Your objective: Copy out the listing that follows, exact in every word, and skip the images.

BEGIN Input rows

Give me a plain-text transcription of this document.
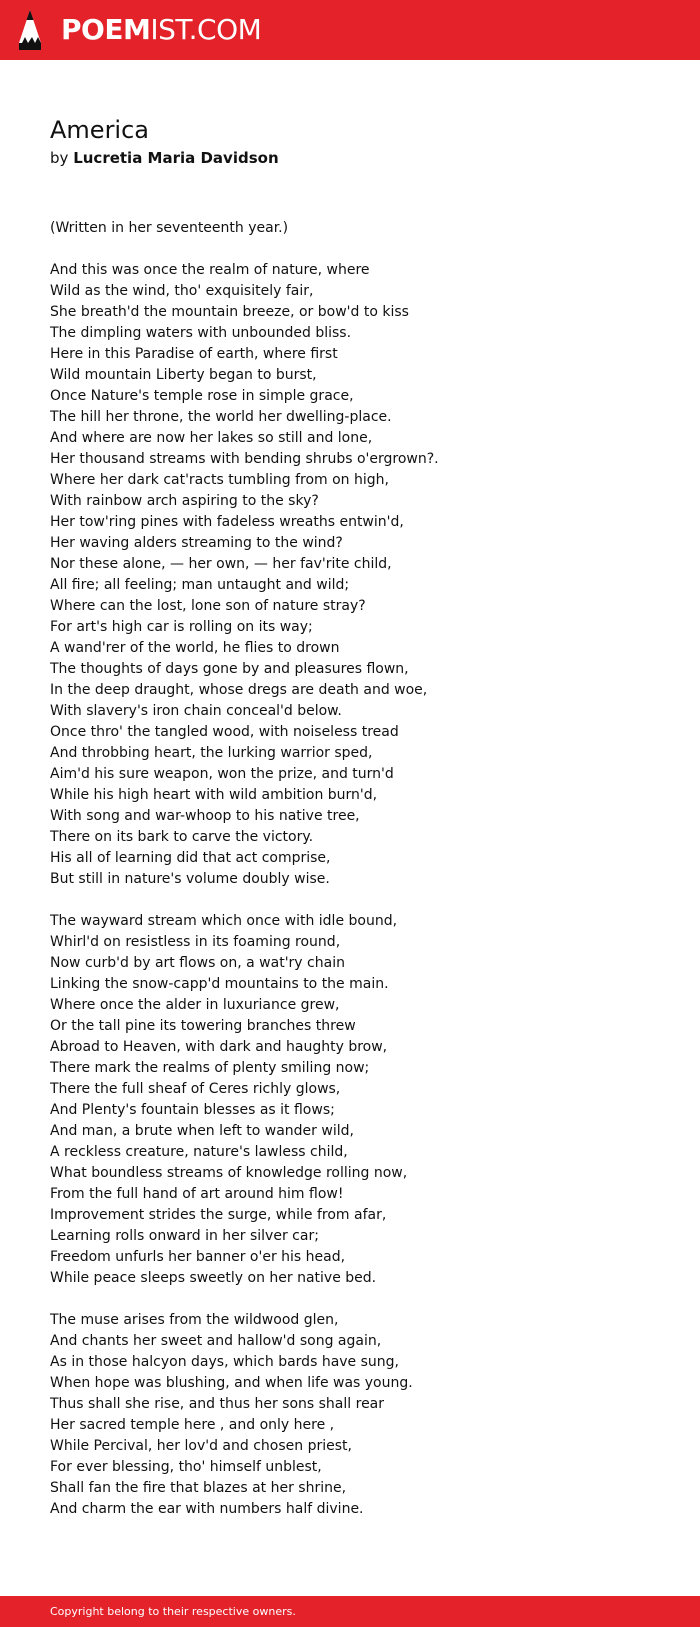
POEMIST.COM
America
by Lucretia Maria Davidson
(Written in her seventeenth year.)
And this was once the realm of nature, where
Wild as the wind, tho' exquisitely fair,
She breath'd the mountain breeze, or bow'd to kiss
The dimpling waters with unbounded bliss.
Here in this Paradise of earth, where first
Wild mountain Liberty began to burst,
Once Nature's temple rose in simple grace,
The hill her throne, the world her dwelling-place.
And where are now her lakes so still and lone,
Her thousand streams with bending shrubs o'ergrown?.
Where her dark cat'racts tumbling from on high,
With rainbow arch aspiring to the sky?
Her tow'ring pines with fadeless wreaths entwin'd,
Her waving alders streaming to the wind?
Nor these alone, — her own, — her fav'rite child,
All fire; all feeling; man untaught and wild;
Where can the lost, lone son of nature stray?
For art's high car is rolling on its way;
A wand'rer of the world, he flies to drown
The thoughts of days gone by and pleasures flown,
In the deep draught, whose dregs are death and woe,
With slavery's iron chain conceal'd below.
Once thro' the tangled wood, with noiseless tread
And throbbing heart, the lurking warrior sped,
Aim'd his sure weapon, won the prize, and turn'd
While his high heart with wild ambition burn'd,
With song and war-whoop to his native tree,
There on its bark to carve the victory.
His all of learning did that act comprise,
But still in nature's volume doubly wise.
The wayward stream which once with idle bound,
Whirl'd on resistless in its foaming round,
Now curb'd by art flows on, a wat'ry chain
Linking the snow-capp'd mountains to the main.
Where once the alder in luxuriance grew,
Or the tall pine its towering branches threw
Abroad to Heaven, with dark and haughty brow,
There mark the realms of plenty smiling now;
There the full sheaf of Ceres richly glows,
And Plenty's fountain blesses as it flows;
And man, a brute when left to wander wild,
A reckless creature, nature's lawless child,
What boundless streams of knowledge rolling now,
From the full hand of art around him flow!
Improvement strides the surge, while from afar,
Learning rolls onward in her silver car;
Freedom unfurls her banner o'er his head,
While peace sleeps sweetly on her native bed.
The muse arises from the wildwood glen,
And chants her sweet and hallow'd song again,
As in those halcyon days, which bards have sung,
When hope was blushing, and when life was young.
Thus shall she rise, and thus her sons shall rear
Her sacred temple here , and only here ,
While Percival, her lov'd and chosen priest,
For ever blessing, tho' himself unblest,
Shall fan the fire that blazes at her shrine,
And charm the ear with numbers half divine.
Copyright belong to their respective owners.
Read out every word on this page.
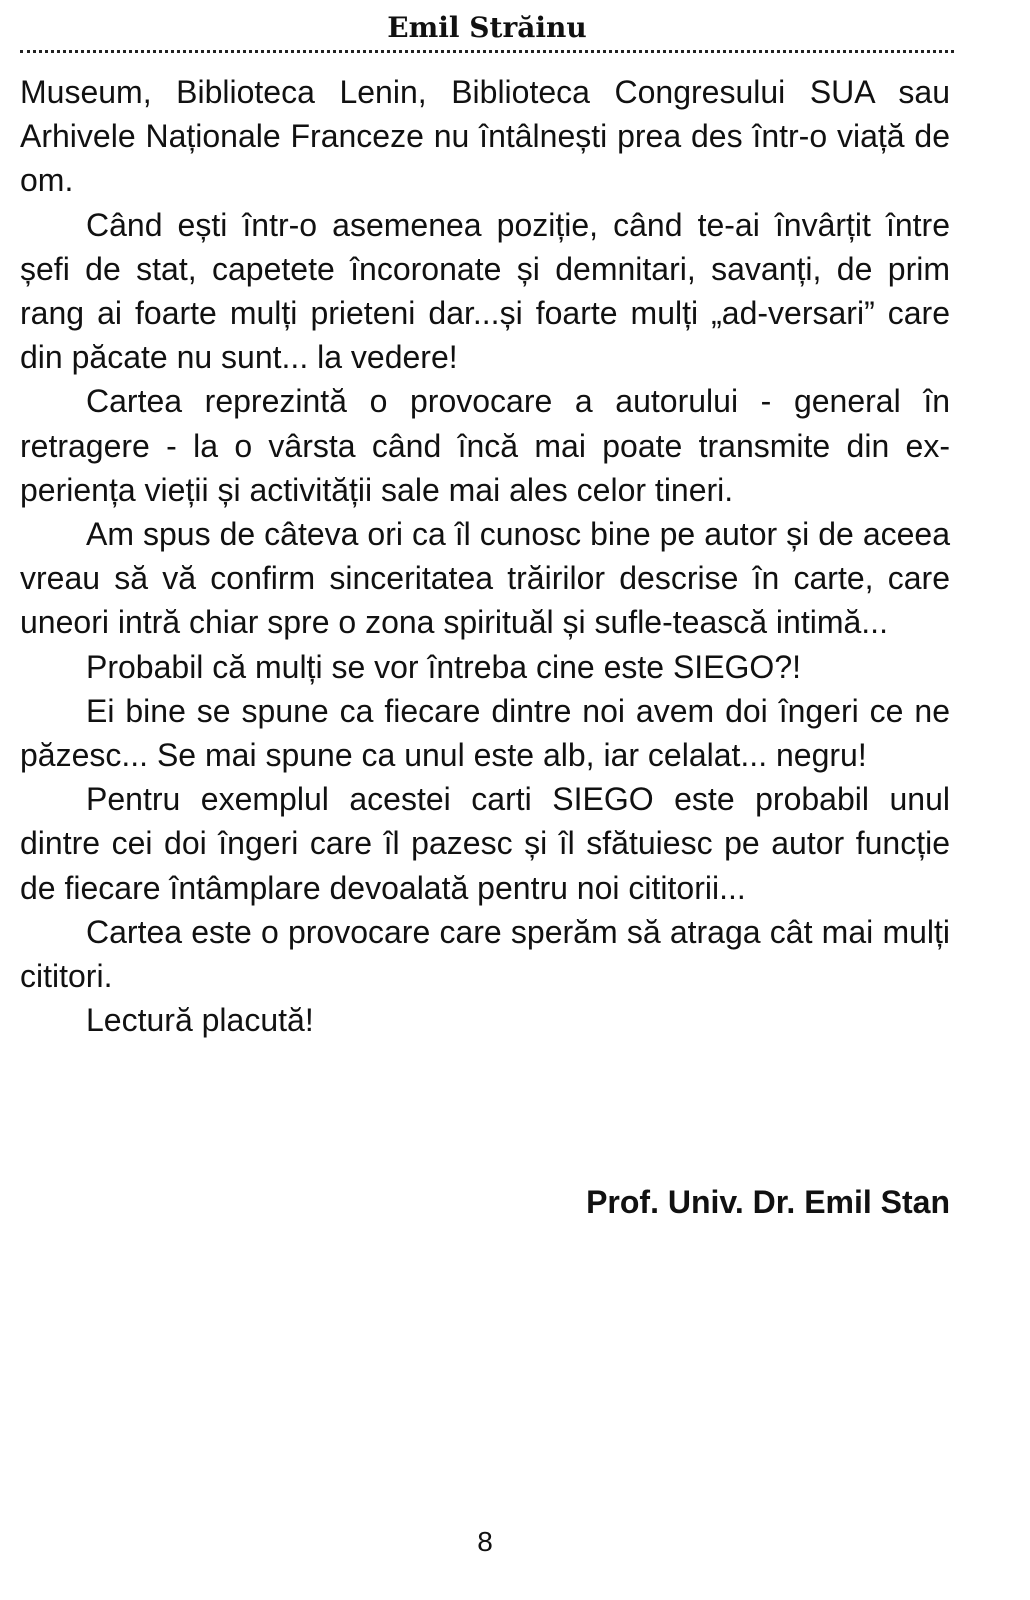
Emil Străinu

Museum, Biblioteca Lenin, Biblioteca Congresului SUA sau Arhivele Naționale Franceze nu întâlnești prea des într-o viață de om.

Când ești într-o asemenea poziție, când te-ai învârțit între șefi de stat, capetete încoronate și demnitari, savanți, de prim rang ai foarte mulți prieteni dar...și foarte mulți „ad-versari” care din păcate nu sunt... la vedere!

Cartea reprezintă o provocare a autorului - general în retragere - la o vârsta când încă mai poate transmite din ex-periența vieții și activității sale mai ales celor tineri.

Am spus de câteva ori ca îl cunosc bine pe autor și de aceea vreau să vă confirm sinceritatea trăirilor descrise în carte, care uneori intră chiar spre o zona spirituăl și sufle-tească intimă...

Probabil că mulți se vor întreba cine este SIEGO?!

Ei bine se spune ca fiecare dintre noi avem doi îngeri ce ne păzesc... Se mai spune ca unul este alb, iar celalat... negru!

Pentru exemplul acestei carti SIEGO este probabil unul dintre cei doi îngeri care îl pazesc și îl sfătuiesc pe autor funcție de fiecare întâmplare devoalată pentru noi cititorii...

Cartea este o provocare care sperăm să atraga cât mai mulți cititori.

Lectură placută!

Prof. Univ. Dr. Emil Stan
8
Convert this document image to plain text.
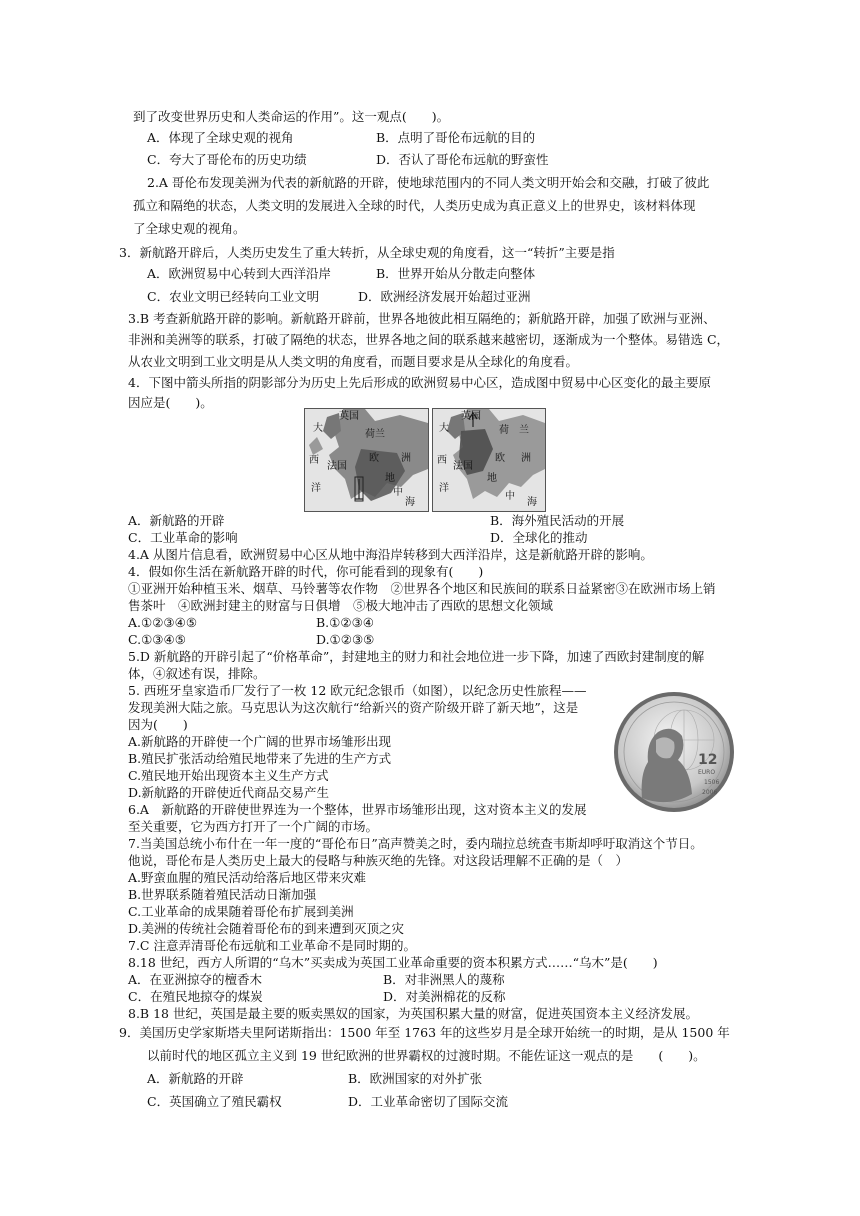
到了改变世界历史和人类命运的作用”。这一观点(　　)。
A．体现了全球史观的视角	B．点明了哥伦布远航的目的
C．夸大了哥伦布的历史功绩	D．否认了哥伦布远航的野蛮性
2.A 哥伦布发现美洲为代表的新航路的开辟，使地球范围内的不同人类文明开始会和交融，打破了彼此
孤立和隔绝的状态，人类文明的发展进入全球的时代，人类历史成为真正意义上的世界史，该材料体现
了全球史观的视角。
3．新航路开辟后，人类历史发生了重大转折，从全球史观的角度看，这一“转折”主要是指
A．欧洲贸易中心转到大西洋沿岸	B．世界开始从分散走向整体
C．农业文明已经转向工业文明	D．欧洲经济发展开始超过亚洲
3.B 考查新航路开辟的影响。新航路开辟前，世界各地彼此相互隔绝的；新航路开辟，加强了欧洲与亚洲、
非洲和美洲等的联系，打破了隔绝的状态，世界各地之间的联系越来越密切，逐渐成为一个整体。易错选 C，
从农业文明到工业文明是从人类文明的角度看，而题目要求是从全球化的角度看。
4．下图中箭头所指的阴影部分为历史上先后形成的欧洲贸易中心区，造成图中贸易中心区变化的最主要原
因应是(　　)。
英国
大
荷兰
西
法国
欧 洲
洋
地
中
海
英国
大	荷 兰
西
法国
欧 洲
洋
地
中
海
A．新航路的开辟	B．海外殖民活动的开展
C．工业革命的影响	D．全球化的推动
4.A 从图片信息看，欧洲贸易中心区从地中海沿岸转移到大西洋沿岸，这是新航路开辟的影响。
4．假如你生活在新航路开辟的时代，你可能看到的现象有(　　)
①亚洲开始种植玉米、烟草、马铃薯等农作物　②世界各个地区和民族间的联系日益紧密③在欧洲市场上销
售茶叶　④欧洲封建主的财富与日俱增　⑤极大地冲击了西欧的思想文化领域
A.①②③④⑤	B.①②③④
C.①③④⑤	D.①②③⑤
5.D 新航路的开辟引起了“价格革命”，封建地主的财力和社会地位进一步下降，加速了西欧封建制度的解
体，④叙述有误，排除。
5. 西班牙皇家造币厂发行了一枚 12 欧元纪念银币（如图），以纪念历史性旅程——
发现美洲大陆之旅。马克思认为这次航行“给新兴的资产阶级开辟了新天地”，这是
因为(　　)
A.新航路的开辟使一个广阔的世界市场雏形出现
B.殖民扩张活动给殖民地带来了先进的生产方式
C.殖民地开始出现资本主义生产方式
D.新航路的开辟使近代商品交易产生
6.A　新航路的开辟使世界连为一个整体，世界市场雏形出现，这对资本主义的发展
至关重要，它为西方打开了一个广阔的市场。
12
EURO
1506
2006
7.当美国总统小布什在一年一度的“哥伦布日”高声赞美之时，委内瑞拉总统查韦斯却呼吁取消这个节日。
他说，哥伦布是人类历史上最大的侵略与种族灭绝的先锋。对这段话理解不正确的是（　）
A.野蛮血腥的殖民活动给落后地区带来灾难
B.世界联系随着殖民活动日渐加强
C.工业革命的成果随着哥伦布扩展到美洲
D.美洲的传统社会随着哥伦布的到来遭到灭顶之灾
7.C 注意弄清哥伦布远航和工业革命不是同时期的。
8.18 世纪，西方人所谓的“乌木”买卖成为英国工业革命重要的资本积累方式……“乌木”是(　　)
A．在亚洲掠夺的檀香木	B．对非洲黑人的蔑称
C．在殖民地掠夺的煤炭	D．对美洲棉花的反称
8.B 18 世纪，英国是最主要的贩卖黑奴的国家，为英国积累大量的财富，促进英国资本主义经济发展。
9．美国历史学家斯塔夫里阿诺斯指出：1500 年至 1763 年的这些岁月是全球开始统一的时期，是从 1500 年
以前时代的地区孤立主义到 19 世纪欧洲的世界霸权的过渡时期。不能佐证这一观点的是　　(　　)。
A．新航路的开辟	B．欧洲国家的对外扩张
C．英国确立了殖民霸权	D．工业革命密切了国际交流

END Input rows

Exercise output:
Give me a plain-text transcription of this document.
POEMIST.COM
America
by Lucretia Maria Davidson
(Written in her seventeenth year.)
And this was once the realm of nature, where
Wild as the wind, tho' exquisitely fair,
She breath'd the mountain breeze, or bow'd to kiss
The dimpling waters with unbounded bliss.
Here in this Paradise of earth, where first
Wild mountain Liberty began to burst,
Once Nature's temple rose in simple grace,
The hill her throne, the world her dwelling-place.
And where are now her lakes so still and lone,
Her thousand streams with bending shrubs o'ergrown?.
Where her dark cat'racts tumbling from on high,
With rainbow arch aspiring to the sky?
Her tow'ring pines with fadeless wreaths entwin'd,
Her waving alders streaming to the wind?
Nor these alone, — her own, — her fav'rite child,
All fire; all feeling; man untaught and wild;
Where can the lost, lone son of nature stray?
For art's high car is rolling on its way;
A wand'rer of the world, he flies to drown
The thoughts of days gone by and pleasures flown,
In the deep draught, whose dregs are death and woe,
With slavery's iron chain conceal'd below.
Once thro' the tangled wood, with noiseless tread
And throbbing heart, the lurking warrior sped,
Aim'd his sure weapon, won the prize, and turn'd
While his high heart with wild ambition burn'd,
With song and war-whoop to his native tree,
There on its bark to carve the victory.
His all of learning did that act comprise,
But still in nature's volume doubly wise.
The wayward stream which once with idle bound,
Whirl'd on resistless in its foaming round,
Now curb'd by art flows on, a wat'ry chain
Linking the snow-capp'd mountains to the main.
Where once the alder in luxuriance grew,
Or the tall pine its towering branches threw
Abroad to Heaven, with dark and haughty brow,
There mark the realms of plenty smiling now;
There the full sheaf of Ceres richly glows,
And Plenty's fountain blesses as it flows;
And man, a brute when left to wander wild,
A reckless creature, nature's lawless child,
What boundless streams of knowledge rolling now,
From the full hand of art around him flow!
Improvement strides the surge, while from afar,
Learning rolls onward in her silver car;
Freedom unfurls her banner o'er his head,
While peace sleeps sweetly on her native bed.
The muse arises from the wildwood glen,
And chants her sweet and hallow'd song again,
As in those halcyon days, which bards have sung,
When hope was blushing, and when life was young.
Thus shall she rise, and thus her sons shall rear
Her sacred temple here , and only here ,
While Percival, her lov'd and chosen priest,
For ever blessing, tho' himself unblest,
Shall fan the fire that blazes at her shrine,
And charm the ear with numbers half divine.
Copyright belong to their respective owners.
Read out every word on this page.
Emil Străinu

Museum, Biblioteca Lenin, Biblioteca Congresului SUA sau Arhivele Naționale Franceze nu întâlnești prea des într-o viață de om.

Când ești într-o asemenea poziție, când te-ai învârțit între șefi de stat, capetete încoronate și demnitari, savanți, de prim rang ai foarte mulți prieteni dar...și foarte mulți „ad-versari” care din păcate nu sunt... la vedere!

Cartea reprezintă o provocare a autorului - general în retragere - la o vârsta când încă mai poate transmite din ex-periența vieții și activității sale mai ales celor tineri.

Am spus de câteva ori ca îl cunosc bine pe autor și de aceea vreau să vă confirm sinceritatea trăirilor descrise în carte, care uneori intră chiar spre o zona spirituăl și sufle-tească intimă...

Probabil că mulți se vor întreba cine este SIEGO?!

Ei bine se spune ca fiecare dintre noi avem doi îngeri ce ne păzesc... Se mai spune ca unul este alb, iar celalat... negru!

Pentru exemplul acestei carti SIEGO este probabil unul dintre cei doi îngeri care îl pazesc și îl sfătuiesc pe autor funcție de fiecare întâmplare devoalată pentru noi cititorii...

Cartea este o provocare care sperăm să atraga cât mai mulți cititori.

Lectură placută!

Prof. Univ. Dr. Emil Stan
8
Convert this document image to plain text.
到了改变世界历史和人类命运的作用”。这一观点(　　)。
A．体现了全球史观的视角	B．点明了哥伦布远航的目的
C．夸大了哥伦布的历史功绩	D．否认了哥伦布远航的野蛮性
2.A 哥伦布发现美洲为代表的新航路的开辟，使地球范围内的不同人类文明开始会和交融，打破了彼此
孤立和隔绝的状态，人类文明的发展进入全球的时代，人类历史成为真正意义上的世界史，该材料体现
了全球史观的视角。
3．新航路开辟后，人类历史发生了重大转折，从全球史观的角度看，这一“转折”主要是指
A．欧洲贸易中心转到大西洋沿岸	B．世界开始从分散走向整体
C．农业文明已经转向工业文明	D．欧洲经济发展开始超过亚洲
3.B 考查新航路开辟的影响。新航路开辟前，世界各地彼此相互隔绝的；新航路开辟，加强了欧洲与亚洲、
非洲和美洲等的联系，打破了隔绝的状态，世界各地之间的联系越来越密切，逐渐成为一个整体。易错选 C，
从农业文明到工业文明是从人类文明的角度看，而题目要求是从全球化的角度看。
4．下图中箭头所指的阴影部分为历史上先后形成的欧洲贸易中心区，造成图中贸易中心区变化的最主要原
因应是(　　)。
英国
大
荷兰
西
法国
欧 洲
洋
地
中
海
英国
大	荷 兰
西
法国
欧 洲
洋
地
中
海
A．新航路的开辟	B．海外殖民活动的开展
C．工业革命的影响	D．全球化的推动
4.A 从图片信息看，欧洲贸易中心区从地中海沿岸转移到大西洋沿岸，这是新航路开辟的影响。
4．假如你生活在新航路开辟的时代，你可能看到的现象有(　　)
①亚洲开始种植玉米、烟草、马铃薯等农作物　②世界各个地区和民族间的联系日益紧密③在欧洲市场上销
售茶叶　④欧洲封建主的财富与日俱增　⑤极大地冲击了西欧的思想文化领域
A.①②③④⑤	B.①②③④
C.①③④⑤	D.①②③⑤
5.D 新航路的开辟引起了“价格革命”，封建地主的财力和社会地位进一步下降，加速了西欧封建制度的解
体，④叙述有误，排除。
5. 西班牙皇家造币厂发行了一枚 12 欧元纪念银币（如图），以纪念历史性旅程——
发现美洲大陆之旅。马克思认为这次航行“给新兴的资产阶级开辟了新天地”，这是
因为(　　)
A.新航路的开辟使一个广阔的世界市场雏形出现
B.殖民扩张活动给殖民地带来了先进的生产方式
C.殖民地开始出现资本主义生产方式
D.新航路的开辟使近代商品交易产生
6.A　新航路的开辟使世界连为一个整体，世界市场雏形出现，这对资本主义的发展
至关重要，它为西方打开了一个广阔的市场。
12
EURO
1506
2006
7.当美国总统小布什在一年一度的“哥伦布日”高声赞美之时，委内瑞拉总统查韦斯却呼吁取消这个节日。
他说，哥伦布是人类历史上最大的侵略与种族灭绝的先锋。对这段话理解不正确的是（　）
A.野蛮血腥的殖民活动给落后地区带来灾难
B.世界联系随着殖民活动日渐加强
C.工业革命的成果随着哥伦布扩展到美洲
D.美洲的传统社会随着哥伦布的到来遭到灭顶之灾
7.C 注意弄清哥伦布远航和工业革命不是同时期的。
8.18 世纪，西方人所谓的“乌木”买卖成为英国工业革命重要的资本积累方式……“乌木”是(　　)
A．在亚洲掠夺的檀香木	B．对非洲黑人的蔑称
C．在殖民地掠夺的煤炭	D．对美洲棉花的反称
8.B 18 世纪，英国是最主要的贩卖黑奴的国家，为英国积累大量的财富，促进英国资本主义经济发展。
9．美国历史学家斯塔夫里阿诺斯指出：1500 年至 1763 年的这些岁月是全球开始统一的时期，是从 1500 年
以前时代的地区孤立主义到 19 世纪欧洲的世界霸权的过渡时期。不能佐证这一观点的是　　(　　)。
A．新航路的开辟	B．欧洲国家的对外扩张
C．英国确立了殖民霸权	D．工业革命密切了国际交流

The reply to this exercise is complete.